**WORK INSTRUCTIONS**
Below is a set of records. Repeat all of them exactly.

**Items from a data source**

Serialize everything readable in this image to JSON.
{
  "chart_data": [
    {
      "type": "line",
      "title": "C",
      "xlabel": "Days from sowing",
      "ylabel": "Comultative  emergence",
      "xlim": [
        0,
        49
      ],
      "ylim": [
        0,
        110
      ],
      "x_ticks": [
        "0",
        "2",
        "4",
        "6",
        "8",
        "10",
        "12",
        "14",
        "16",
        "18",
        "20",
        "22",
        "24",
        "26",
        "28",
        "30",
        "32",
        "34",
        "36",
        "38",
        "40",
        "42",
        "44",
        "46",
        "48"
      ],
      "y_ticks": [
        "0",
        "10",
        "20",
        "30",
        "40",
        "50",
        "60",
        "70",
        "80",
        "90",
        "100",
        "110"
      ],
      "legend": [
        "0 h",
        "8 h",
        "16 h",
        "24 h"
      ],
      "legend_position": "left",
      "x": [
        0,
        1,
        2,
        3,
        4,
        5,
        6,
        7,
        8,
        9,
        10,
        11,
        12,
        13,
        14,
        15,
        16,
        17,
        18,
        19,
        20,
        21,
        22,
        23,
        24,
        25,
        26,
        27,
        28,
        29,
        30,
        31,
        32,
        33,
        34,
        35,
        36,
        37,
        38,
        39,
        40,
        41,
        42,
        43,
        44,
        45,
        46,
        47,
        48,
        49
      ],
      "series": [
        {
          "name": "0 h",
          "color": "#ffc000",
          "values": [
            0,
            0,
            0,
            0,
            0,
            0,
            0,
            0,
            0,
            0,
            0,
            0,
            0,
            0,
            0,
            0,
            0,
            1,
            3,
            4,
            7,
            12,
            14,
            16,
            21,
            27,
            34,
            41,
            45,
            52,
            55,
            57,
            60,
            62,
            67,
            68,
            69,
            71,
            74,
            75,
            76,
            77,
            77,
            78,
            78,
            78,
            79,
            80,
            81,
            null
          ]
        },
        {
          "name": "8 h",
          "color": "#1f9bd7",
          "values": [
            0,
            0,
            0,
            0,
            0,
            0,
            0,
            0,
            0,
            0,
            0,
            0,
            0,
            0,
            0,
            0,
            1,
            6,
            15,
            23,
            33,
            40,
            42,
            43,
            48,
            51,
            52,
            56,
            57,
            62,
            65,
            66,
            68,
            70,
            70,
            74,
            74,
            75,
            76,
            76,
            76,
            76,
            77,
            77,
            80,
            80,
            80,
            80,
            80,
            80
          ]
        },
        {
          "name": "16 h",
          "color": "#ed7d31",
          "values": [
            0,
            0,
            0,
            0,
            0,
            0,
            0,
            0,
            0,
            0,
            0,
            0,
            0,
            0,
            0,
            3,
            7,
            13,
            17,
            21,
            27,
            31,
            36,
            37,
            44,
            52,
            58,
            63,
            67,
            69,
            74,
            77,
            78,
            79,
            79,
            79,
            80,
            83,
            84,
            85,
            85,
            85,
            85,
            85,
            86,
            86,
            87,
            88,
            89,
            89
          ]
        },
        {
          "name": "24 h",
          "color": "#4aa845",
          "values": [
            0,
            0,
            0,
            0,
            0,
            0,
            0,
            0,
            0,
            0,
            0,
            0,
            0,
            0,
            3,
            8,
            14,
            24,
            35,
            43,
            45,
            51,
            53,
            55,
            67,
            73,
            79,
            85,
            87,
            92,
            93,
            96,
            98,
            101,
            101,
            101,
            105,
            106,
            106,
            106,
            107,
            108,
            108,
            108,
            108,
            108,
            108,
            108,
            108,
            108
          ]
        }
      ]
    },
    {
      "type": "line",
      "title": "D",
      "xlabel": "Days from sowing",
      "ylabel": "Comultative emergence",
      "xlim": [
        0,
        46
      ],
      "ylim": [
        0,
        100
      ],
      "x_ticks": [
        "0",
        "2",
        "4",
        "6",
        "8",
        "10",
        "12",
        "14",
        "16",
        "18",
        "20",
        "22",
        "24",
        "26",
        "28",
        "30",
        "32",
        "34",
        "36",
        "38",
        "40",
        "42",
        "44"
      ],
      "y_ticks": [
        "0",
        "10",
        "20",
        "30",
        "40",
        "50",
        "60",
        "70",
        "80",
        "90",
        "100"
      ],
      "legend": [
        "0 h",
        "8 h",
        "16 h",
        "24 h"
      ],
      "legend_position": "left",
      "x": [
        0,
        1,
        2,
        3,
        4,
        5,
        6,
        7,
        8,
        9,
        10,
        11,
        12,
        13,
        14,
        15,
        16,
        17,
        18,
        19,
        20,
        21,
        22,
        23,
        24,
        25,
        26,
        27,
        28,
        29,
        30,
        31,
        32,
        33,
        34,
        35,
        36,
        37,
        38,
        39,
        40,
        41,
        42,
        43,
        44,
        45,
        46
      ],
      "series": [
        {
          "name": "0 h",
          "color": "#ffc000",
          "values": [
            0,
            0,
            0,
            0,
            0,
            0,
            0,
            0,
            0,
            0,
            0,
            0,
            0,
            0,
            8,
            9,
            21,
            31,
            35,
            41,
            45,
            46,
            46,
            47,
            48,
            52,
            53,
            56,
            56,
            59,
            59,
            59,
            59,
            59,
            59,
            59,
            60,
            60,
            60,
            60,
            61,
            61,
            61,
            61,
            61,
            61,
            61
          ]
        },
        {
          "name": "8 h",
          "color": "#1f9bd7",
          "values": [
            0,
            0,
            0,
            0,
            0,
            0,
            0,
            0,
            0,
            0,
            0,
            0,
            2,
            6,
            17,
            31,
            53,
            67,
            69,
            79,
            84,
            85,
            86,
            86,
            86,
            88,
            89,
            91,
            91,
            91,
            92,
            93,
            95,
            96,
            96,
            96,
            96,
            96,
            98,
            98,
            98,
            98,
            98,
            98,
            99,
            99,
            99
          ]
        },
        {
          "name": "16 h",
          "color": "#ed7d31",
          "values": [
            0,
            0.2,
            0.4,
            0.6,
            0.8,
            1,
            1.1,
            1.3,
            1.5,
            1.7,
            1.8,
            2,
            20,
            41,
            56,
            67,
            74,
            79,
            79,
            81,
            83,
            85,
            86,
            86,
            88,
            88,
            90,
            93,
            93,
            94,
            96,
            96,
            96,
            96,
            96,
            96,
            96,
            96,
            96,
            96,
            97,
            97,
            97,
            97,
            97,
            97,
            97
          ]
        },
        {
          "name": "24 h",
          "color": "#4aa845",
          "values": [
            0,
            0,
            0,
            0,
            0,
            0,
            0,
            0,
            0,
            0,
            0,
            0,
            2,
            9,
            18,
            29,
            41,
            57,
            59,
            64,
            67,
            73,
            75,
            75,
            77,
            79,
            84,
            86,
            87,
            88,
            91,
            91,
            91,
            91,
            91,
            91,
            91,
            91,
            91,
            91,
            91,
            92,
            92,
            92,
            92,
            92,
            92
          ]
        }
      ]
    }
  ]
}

**ANSWER FOR THIS EXERCISE**
Serialize everything readable in this image to JSON.
{
  "chart_data": [
    {
      "type": "line",
      "title": "C",
      "xlabel": "Days from sowing",
      "ylabel": "Comultative  emergence",
      "xlim": [
        0,
        49
      ],
      "ylim": [
        0,
        110
      ],
      "x_ticks": [
        "0",
        "2",
        "4",
        "6",
        "8",
        "10",
        "12",
        "14",
        "16",
        "18",
        "20",
        "22",
        "24",
        "26",
        "28",
        "30",
        "32",
        "34",
        "36",
        "38",
        "40",
        "42",
        "44",
        "46",
        "48"
      ],
      "y_ticks": [
        "0",
        "10",
        "20",
        "30",
        "40",
        "50",
        "60",
        "70",
        "80",
        "90",
        "100",
        "110"
      ],
      "legend": [
        "0 h",
        "8 h",
        "16 h",
        "24 h"
      ],
      "legend_position": "left",
      "x": [
        0,
        1,
        2,
        3,
        4,
        5,
        6,
        7,
        8,
        9,
        10,
        11,
        12,
        13,
        14,
        15,
        16,
        17,
        18,
        19,
        20,
        21,
        22,
        23,
        24,
        25,
        26,
        27,
        28,
        29,
        30,
        31,
        32,
        33,
        34,
        35,
        36,
        37,
        38,
        39,
        40,
        41,
        42,
        43,
        44,
        45,
        46,
        47,
        48,
        49
      ],
      "series": [
        {
          "name": "0 h",
          "color": "#ffc000",
          "values": [
            0,
            0,
            0,
            0,
            0,
            0,
            0,
            0,
            0,
            0,
            0,
            0,
            0,
            0,
            0,
            0,
            0,
            1,
            3,
            4,
            7,
            12,
            14,
            16,
            21,
            27,
            34,
            41,
            45,
            52,
            55,
            57,
            60,
            62,
            67,
            68,
            69,
            71,
            74,
            75,
            76,
            77,
            77,
            78,
            78,
            78,
            79,
            80,
            81,
            null
          ]
        },
        {
          "name": "8 h",
          "color": "#1f9bd7",
          "values": [
            0,
            0,
            0,
            0,
            0,
            0,
            0,
            0,
            0,
            0,
            0,
            0,
            0,
            0,
            0,
            0,
            1,
            6,
            15,
            23,
            33,
            40,
            42,
            43,
            48,
            51,
            52,
            56,
            57,
            62,
            65,
            66,
            68,
            70,
            70,
            74,
            74,
            75,
            76,
            76,
            76,
            76,
            77,
            77,
            80,
            80,
            80,
            80,
            80,
            80
          ]
        },
        {
          "name": "16 h",
          "color": "#ed7d31",
          "values": [
            0,
            0,
            0,
            0,
            0,
            0,
            0,
            0,
            0,
            0,
            0,
            0,
            0,
            0,
            0,
            3,
            7,
            13,
            17,
            21,
            27,
            31,
            36,
            37,
            44,
            52,
            58,
            63,
            67,
            69,
            74,
            77,
            78,
            79,
            79,
            79,
            80,
            83,
            84,
            85,
            85,
            85,
            85,
            85,
            86,
            86,
            87,
            88,
            89,
            89
          ]
        },
        {
          "name": "24 h",
          "color": "#4aa845",
          "values": [
            0,
            0,
            0,
            0,
            0,
            0,
            0,
            0,
            0,
            0,
            0,
            0,
            0,
            0,
            3,
            8,
            14,
            24,
            35,
            43,
            45,
            51,
            53,
            55,
            67,
            73,
            79,
            85,
            87,
            92,
            93,
            96,
            98,
            101,
            101,
            101,
            105,
            106,
            106,
            106,
            107,
            108,
            108,
            108,
            108,
            108,
            108,
            108,
            108,
            108
          ]
        }
      ]
    },
    {
      "type": "line",
      "title": "D",
      "xlabel": "Days from sowing",
      "ylabel": "Comultative emergence",
      "xlim": [
        0,
        46
      ],
      "ylim": [
        0,
        100
      ],
      "x_ticks": [
        "0",
        "2",
        "4",
        "6",
        "8",
        "10",
        "12",
        "14",
        "16",
        "18",
        "20",
        "22",
        "24",
        "26",
        "28",
        "30",
        "32",
        "34",
        "36",
        "38",
        "40",
        "42",
        "44"
      ],
      "y_ticks": [
        "0",
        "10",
        "20",
        "30",
        "40",
        "50",
        "60",
        "70",
        "80",
        "90",
        "100"
      ],
      "legend": [
        "0 h",
        "8 h",
        "16 h",
        "24 h"
      ],
      "legend_position": "left",
      "x": [
        0,
        1,
        2,
        3,
        4,
        5,
        6,
        7,
        8,
        9,
        10,
        11,
        12,
        13,
        14,
        15,
        16,
        17,
        18,
        19,
        20,
        21,
        22,
        23,
        24,
        25,
        26,
        27,
        28,
        29,
        30,
        31,
        32,
        33,
        34,
        35,
        36,
        37,
        38,
        39,
        40,
        41,
        42,
        43,
        44,
        45,
        46
      ],
      "series": [
        {
          "name": "0 h",
          "color": "#ffc000",
          "values": [
            0,
            0,
            0,
            0,
            0,
            0,
            0,
            0,
            0,
            0,
            0,
            0,
            0,
            0,
            8,
            9,
            21,
            31,
            35,
            41,
            45,
            46,
            46,
            47,
            48,
            52,
            53,
            56,
            56,
            59,
            59,
            59,
            59,
            59,
            59,
            59,
            60,
            60,
            60,
            60,
            61,
            61,
            61,
            61,
            61,
            61,
            61
          ]
        },
        {
          "name": "8 h",
          "color": "#1f9bd7",
          "values": [
            0,
            0,
            0,
            0,
            0,
            0,
            0,
            0,
            0,
            0,
            0,
            0,
            2,
            6,
            17,
            31,
            53,
            67,
            69,
            79,
            84,
            85,
            86,
            86,
            86,
            88,
            89,
            91,
            91,
            91,
            92,
            93,
            95,
            96,
            96,
            96,
            96,
            96,
            98,
            98,
            98,
            98,
            98,
            98,
            99,
            99,
            99
          ]
        },
        {
          "name": "16 h",
          "color": "#ed7d31",
          "values": [
            0,
            0.2,
            0.4,
            0.6,
            0.8,
            1,
            1.1,
            1.3,
            1.5,
            1.7,
            1.8,
            2,
            20,
            41,
            56,
            67,
            74,
            79,
            79,
            81,
            83,
            85,
            86,
            86,
            88,
            88,
            90,
            93,
            93,
            94,
            96,
            96,
            96,
            96,
            96,
            96,
            96,
            96,
            96,
            96,
            97,
            97,
            97,
            97,
            97,
            97,
            97
          ]
        },
        {
          "name": "24 h",
          "color": "#4aa845",
          "values": [
            0,
            0,
            0,
            0,
            0,
            0,
            0,
            0,
            0,
            0,
            0,
            0,
            2,
            9,
            18,
            29,
            41,
            57,
            59,
            64,
            67,
            73,
            75,
            75,
            77,
            79,
            84,
            86,
            87,
            88,
            91,
            91,
            91,
            91,
            91,
            91,
            91,
            91,
            91,
            91,
            91,
            92,
            92,
            92,
            92,
            92,
            92
          ]
        }
      ]
    }
  ]
}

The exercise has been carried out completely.